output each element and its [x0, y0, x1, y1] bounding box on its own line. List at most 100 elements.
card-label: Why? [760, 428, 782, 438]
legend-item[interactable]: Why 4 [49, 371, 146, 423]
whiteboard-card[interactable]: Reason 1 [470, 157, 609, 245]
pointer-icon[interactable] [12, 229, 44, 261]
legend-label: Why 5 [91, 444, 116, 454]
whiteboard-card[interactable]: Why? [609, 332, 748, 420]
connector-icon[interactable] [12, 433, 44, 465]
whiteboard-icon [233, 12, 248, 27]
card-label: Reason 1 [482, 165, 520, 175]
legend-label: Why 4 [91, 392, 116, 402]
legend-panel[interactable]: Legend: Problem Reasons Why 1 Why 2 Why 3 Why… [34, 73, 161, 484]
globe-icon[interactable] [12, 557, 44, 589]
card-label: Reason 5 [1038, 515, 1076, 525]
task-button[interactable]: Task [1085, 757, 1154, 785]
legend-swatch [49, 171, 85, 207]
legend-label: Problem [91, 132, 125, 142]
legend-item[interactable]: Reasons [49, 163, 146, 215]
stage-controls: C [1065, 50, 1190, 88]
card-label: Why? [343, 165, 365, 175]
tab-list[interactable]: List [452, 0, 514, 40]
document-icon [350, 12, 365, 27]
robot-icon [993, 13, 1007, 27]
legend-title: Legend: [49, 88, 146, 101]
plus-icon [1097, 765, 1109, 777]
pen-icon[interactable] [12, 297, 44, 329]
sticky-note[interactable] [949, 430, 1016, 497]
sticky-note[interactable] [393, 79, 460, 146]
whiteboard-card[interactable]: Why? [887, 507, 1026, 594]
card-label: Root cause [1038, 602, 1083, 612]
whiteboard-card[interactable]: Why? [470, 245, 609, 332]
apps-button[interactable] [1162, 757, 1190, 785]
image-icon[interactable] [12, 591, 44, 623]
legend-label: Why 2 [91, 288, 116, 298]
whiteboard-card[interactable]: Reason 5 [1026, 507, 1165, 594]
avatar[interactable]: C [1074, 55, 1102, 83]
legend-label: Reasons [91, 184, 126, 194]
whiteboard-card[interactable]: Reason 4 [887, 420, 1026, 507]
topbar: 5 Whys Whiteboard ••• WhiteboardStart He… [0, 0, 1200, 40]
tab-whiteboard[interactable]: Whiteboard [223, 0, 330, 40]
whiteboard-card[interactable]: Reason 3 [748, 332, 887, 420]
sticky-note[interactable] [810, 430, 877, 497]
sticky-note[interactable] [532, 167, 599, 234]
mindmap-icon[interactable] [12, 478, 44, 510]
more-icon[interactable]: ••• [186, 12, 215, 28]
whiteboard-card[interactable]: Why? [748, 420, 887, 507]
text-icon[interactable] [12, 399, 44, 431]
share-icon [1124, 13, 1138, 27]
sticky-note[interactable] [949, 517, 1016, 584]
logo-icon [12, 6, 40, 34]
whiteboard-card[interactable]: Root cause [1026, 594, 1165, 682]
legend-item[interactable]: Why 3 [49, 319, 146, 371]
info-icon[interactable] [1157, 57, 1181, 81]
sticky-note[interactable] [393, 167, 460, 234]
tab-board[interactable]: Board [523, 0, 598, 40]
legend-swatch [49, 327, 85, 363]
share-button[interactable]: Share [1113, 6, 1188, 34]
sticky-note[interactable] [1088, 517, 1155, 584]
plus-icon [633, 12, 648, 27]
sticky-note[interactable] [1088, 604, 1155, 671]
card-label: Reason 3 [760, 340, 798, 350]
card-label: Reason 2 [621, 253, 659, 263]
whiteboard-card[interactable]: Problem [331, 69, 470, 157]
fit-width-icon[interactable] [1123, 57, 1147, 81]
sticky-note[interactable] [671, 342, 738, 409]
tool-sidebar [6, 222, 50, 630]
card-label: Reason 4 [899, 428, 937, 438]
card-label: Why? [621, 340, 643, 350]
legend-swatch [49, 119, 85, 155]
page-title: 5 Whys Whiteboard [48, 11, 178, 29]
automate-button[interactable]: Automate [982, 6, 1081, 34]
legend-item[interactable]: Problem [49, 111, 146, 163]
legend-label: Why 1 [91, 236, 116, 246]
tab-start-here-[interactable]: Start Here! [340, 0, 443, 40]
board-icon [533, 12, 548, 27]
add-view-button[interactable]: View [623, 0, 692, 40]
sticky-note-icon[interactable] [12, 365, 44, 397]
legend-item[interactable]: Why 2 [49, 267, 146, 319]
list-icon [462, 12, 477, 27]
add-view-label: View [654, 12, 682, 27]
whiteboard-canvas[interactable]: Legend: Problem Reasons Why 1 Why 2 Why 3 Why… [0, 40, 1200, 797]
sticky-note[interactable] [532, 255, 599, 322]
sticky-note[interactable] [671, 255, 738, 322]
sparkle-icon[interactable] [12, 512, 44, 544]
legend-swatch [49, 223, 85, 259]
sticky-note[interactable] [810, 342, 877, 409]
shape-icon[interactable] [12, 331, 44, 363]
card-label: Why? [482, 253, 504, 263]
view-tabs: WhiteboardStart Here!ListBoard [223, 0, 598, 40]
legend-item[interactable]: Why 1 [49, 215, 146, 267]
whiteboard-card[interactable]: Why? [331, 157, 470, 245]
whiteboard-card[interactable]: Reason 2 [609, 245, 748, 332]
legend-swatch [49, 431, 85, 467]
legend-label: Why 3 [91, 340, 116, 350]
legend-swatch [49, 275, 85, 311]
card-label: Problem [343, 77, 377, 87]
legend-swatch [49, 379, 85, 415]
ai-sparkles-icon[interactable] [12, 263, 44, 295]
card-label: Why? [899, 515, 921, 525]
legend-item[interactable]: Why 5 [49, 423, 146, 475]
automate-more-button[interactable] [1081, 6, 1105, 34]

- **GIVEN TASK**
Can you reproduce the data above, substituting "note-card" for every occurrence of "sticky-note" and leaving everything else unchanged?

- **OUTPUT OF THE EXERCISE**
output each element and its [x0, y0, x1, y1] bounding box on its own line. List at most 100 elements.
card-label: Why? [760, 428, 782, 438]
legend-item[interactable]: Why 4 [49, 371, 146, 423]
whiteboard-card[interactable]: Reason 1 [470, 157, 609, 245]
pointer-icon[interactable] [12, 229, 44, 261]
legend-label: Why 5 [91, 444, 116, 454]
whiteboard-card[interactable]: Why? [609, 332, 748, 420]
connector-icon[interactable] [12, 433, 44, 465]
whiteboard-icon [233, 12, 248, 27]
card-label: Reason 1 [482, 165, 520, 175]
legend-label: Why 4 [91, 392, 116, 402]
legend-panel[interactable]: Legend: Problem Reasons Why 1 Why 2 Why 3 Why… [34, 73, 161, 484]
globe-icon[interactable] [12, 557, 44, 589]
card-label: Reason 5 [1038, 515, 1076, 525]
task-button[interactable]: Task [1085, 757, 1154, 785]
legend-swatch [49, 171, 85, 207]
legend-label: Problem [91, 132, 125, 142]
legend-item[interactable]: Reasons [49, 163, 146, 215]
stage-controls: C [1065, 50, 1190, 88]
card-label: Why? [343, 165, 365, 175]
tab-list[interactable]: List [452, 0, 514, 40]
document-icon [350, 12, 365, 27]
robot-icon [993, 13, 1007, 27]
legend-title: Legend: [49, 88, 146, 101]
plus-icon [1097, 765, 1109, 777]
pen-icon[interactable] [12, 297, 44, 329]
note-card[interactable] [949, 430, 1016, 497]
note-card[interactable] [393, 79, 460, 146]
whiteboard-card[interactable]: Why? [887, 507, 1026, 594]
card-label: Root cause [1038, 602, 1083, 612]
whiteboard-card[interactable]: Why? [470, 245, 609, 332]
apps-button[interactable] [1162, 757, 1190, 785]
image-icon[interactable] [12, 591, 44, 623]
legend-label: Why 2 [91, 288, 116, 298]
whiteboard-card[interactable]: Reason 5 [1026, 507, 1165, 594]
avatar[interactable]: C [1074, 55, 1102, 83]
legend-label: Reasons [91, 184, 126, 194]
whiteboard-card[interactable]: Reason 4 [887, 420, 1026, 507]
topbar: 5 Whys Whiteboard ••• WhiteboardStart He… [0, 0, 1200, 40]
tab-whiteboard[interactable]: Whiteboard [223, 0, 330, 40]
whiteboard-card[interactable]: Reason 3 [748, 332, 887, 420]
note-card[interactable] [810, 430, 877, 497]
note-card[interactable] [532, 167, 599, 234]
mindmap-icon[interactable] [12, 478, 44, 510]
more-icon[interactable]: ••• [186, 12, 215, 28]
whiteboard-card[interactable]: Why? [748, 420, 887, 507]
text-icon[interactable] [12, 399, 44, 431]
share-icon [1124, 13, 1138, 27]
note-card[interactable] [949, 517, 1016, 584]
logo-icon [12, 6, 40, 34]
whiteboard-card[interactable]: Root cause [1026, 594, 1165, 682]
legend-item[interactable]: Why 3 [49, 319, 146, 371]
info-icon[interactable] [1157, 57, 1181, 81]
note-card[interactable] [393, 167, 460, 234]
tab-board[interactable]: Board [523, 0, 598, 40]
legend-swatch [49, 327, 85, 363]
share-button[interactable]: Share [1113, 6, 1188, 34]
note-card[interactable] [1088, 517, 1155, 584]
plus-icon [633, 12, 648, 27]
note-card[interactable] [1088, 604, 1155, 671]
card-label: Reason 3 [760, 340, 798, 350]
card-label: Reason 2 [621, 253, 659, 263]
whiteboard-card[interactable]: Problem [331, 69, 470, 157]
fit-width-icon[interactable] [1123, 57, 1147, 81]
note-card[interactable] [671, 342, 738, 409]
tool-sidebar [6, 222, 50, 630]
card-label: Reason 4 [899, 428, 937, 438]
card-label: Why? [621, 340, 643, 350]
legend-swatch [49, 119, 85, 155]
page-title: 5 Whys Whiteboard [48, 11, 178, 29]
automate-button[interactable]: Automate [982, 6, 1081, 34]
legend-item[interactable]: Problem [49, 111, 146, 163]
legend-label: Why 1 [91, 236, 116, 246]
tab-start-here-[interactable]: Start Here! [340, 0, 443, 40]
board-icon [533, 12, 548, 27]
add-view-button[interactable]: View [623, 0, 692, 40]
note-card-icon[interactable] [12, 365, 44, 397]
legend-item[interactable]: Why 2 [49, 267, 146, 319]
list-icon [462, 12, 477, 27]
add-view-label: View [654, 12, 682, 27]
whiteboard-canvas[interactable]: Legend: Problem Reasons Why 1 Why 2 Why 3 Why… [0, 40, 1200, 797]
note-card[interactable] [532, 255, 599, 322]
note-card[interactable] [671, 255, 738, 322]
sparkle-icon[interactable] [12, 512, 44, 544]
legend-swatch [49, 223, 85, 259]
note-card[interactable] [810, 342, 877, 409]
shape-icon[interactable] [12, 331, 44, 363]
card-label: Why? [482, 253, 504, 263]
view-tabs: WhiteboardStart Here!ListBoard [223, 0, 598, 40]
legend-item[interactable]: Why 1 [49, 215, 146, 267]
whiteboard-card[interactable]: Why? [331, 157, 470, 245]
whiteboard-card[interactable]: Reason 2 [609, 245, 748, 332]
legend-swatch [49, 431, 85, 467]
legend-label: Why 3 [91, 340, 116, 350]
legend-swatch [49, 275, 85, 311]
card-label: Problem [343, 77, 377, 87]
legend-swatch [49, 379, 85, 415]
ai-sparkles-icon[interactable] [12, 263, 44, 295]
card-label: Why? [899, 515, 921, 525]
legend-item[interactable]: Why 5 [49, 423, 146, 475]
automate-more-button[interactable] [1081, 6, 1105, 34]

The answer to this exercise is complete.